Reproduce the data exactly and drop any pictures it holds.

■ Input data ■

>>>

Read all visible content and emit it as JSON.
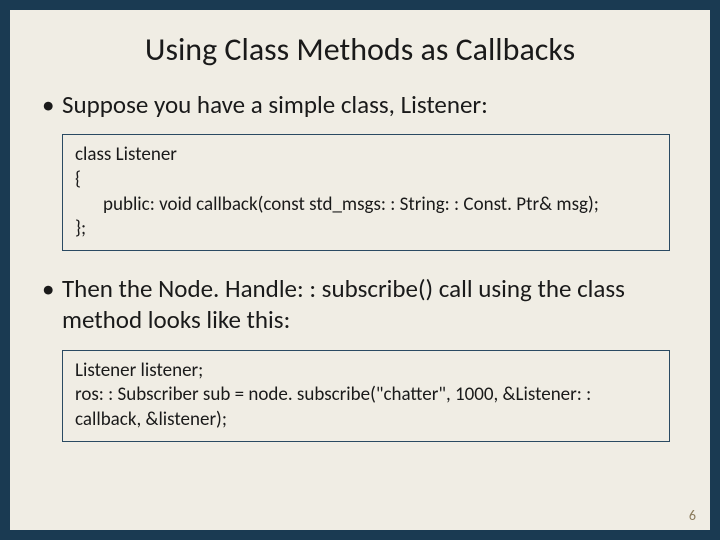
{
  "title": "Using Class Methods as Callbacks",
  "bullet1": "Suppose you have a simple class, Listener:",
  "code1": {
    "l1": "class Listener",
    "l2": "{",
    "l3": "public: void callback(const std_msgs: : String: : Const. Ptr& msg);",
    "l4": "};"
  },
  "bullet2": "Then the Node. Handle: : subscribe() call using the class method looks like this:",
  "code2": {
    "l1": "Listener listener;",
    "l2": "ros: : Subscriber sub = node. subscribe(\"chatter\", 1000, &Listener: : callback, &listener);"
  },
  "pageNumber": "6"
}
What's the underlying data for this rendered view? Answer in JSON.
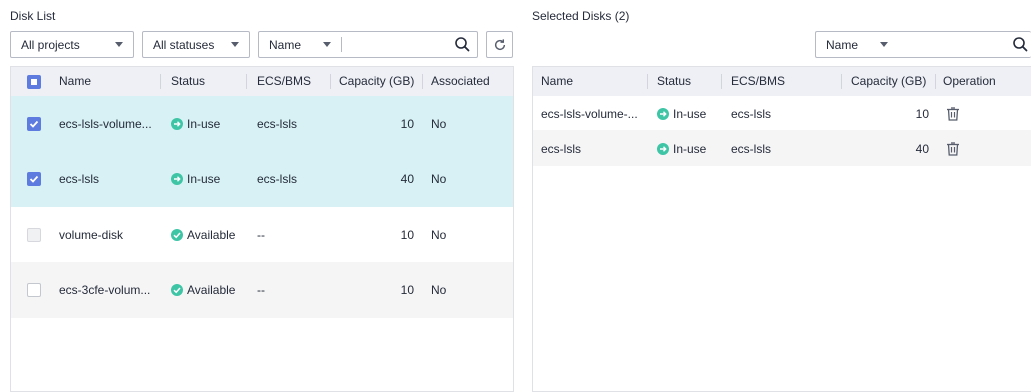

<<<

■ Task solution ■
Read all visible content and emit it as JSON.
{
  "title": "Using Class Methods as Callbacks",
  "bullet1": "Suppose you have a simple class, Listener:",
  "code1": {
    "l1": "class Listener",
    "l2": "{",
    "l3": "public: void callback(const std_msgs: : String: : Const. Ptr& msg);",
    "l4": "};"
  },
  "bullet2": "Then the Node. Handle: : subscribe() call using the class method looks like this:",
  "code2": {
    "l1": "Listener listener;",
    "l2": "ros: : Subscriber sub = node. subscribe(\"chatter\", 1000, &Listener: : callback, &listener);"
  },
  "pageNumber": "6"
}
What's the underlying data for this rendered view? Answer in JSON.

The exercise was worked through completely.